>> Start

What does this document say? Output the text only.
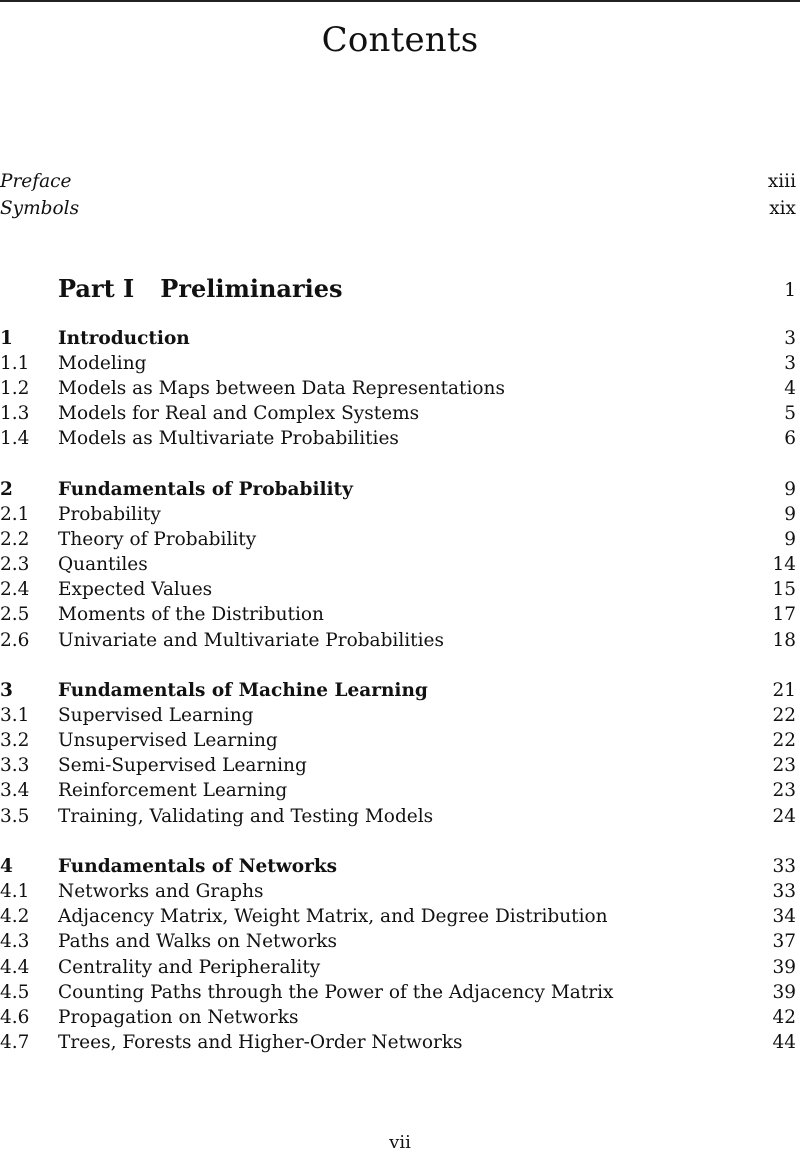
Contents
Preface	xiii
Symbols	xix
Part I Preliminaries	1
1 Introduction	3
1.1 Modeling	3
1.2 Models as Maps between Data Representations	4
1.3 Models for Real and Complex Systems	5
1.4 Models as Multivariate Probabilities	6
2 Fundamentals of Probability	9
2.1 Probability	9
2.2 Theory of Probability	9
2.3 Quantiles	14
2.4 Expected Values	15
2.5 Moments of the Distribution	17
2.6 Univariate and Multivariate Probabilities	18
3 Fundamentals of Machine Learning	21
3.1 Supervised Learning	22
3.2 Unsupervised Learning	22
3.3 Semi-Supervised Learning	23
3.4 Reinforcement Learning	23
3.5 Training, Validating and Testing Models	24
4 Fundamentals of Networks	33
4.1 Networks and Graphs	33
4.2 Adjacency Matrix, Weight Matrix, and Degree Distribution	34
4.3 Paths and Walks on Networks	37
4.4 Centrality and Peripherality	39
4.5 Counting Paths through the Power of the Adjacency Matrix	39
4.6 Propagation on Networks	42
4.7 Trees, Forests and Higher-Order Networks	44
vii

>> End

SET TASK » Pick out each line above that includes "Models" and show it.

OUTPUT FOR THIS TASK »
1.2 Models as Maps between Data Representations	4
1.3 Models for Real and Complex Systems	5
1.4 Models as Multivariate Probabilities	6
3.5 Training, Validating and Testing Models	24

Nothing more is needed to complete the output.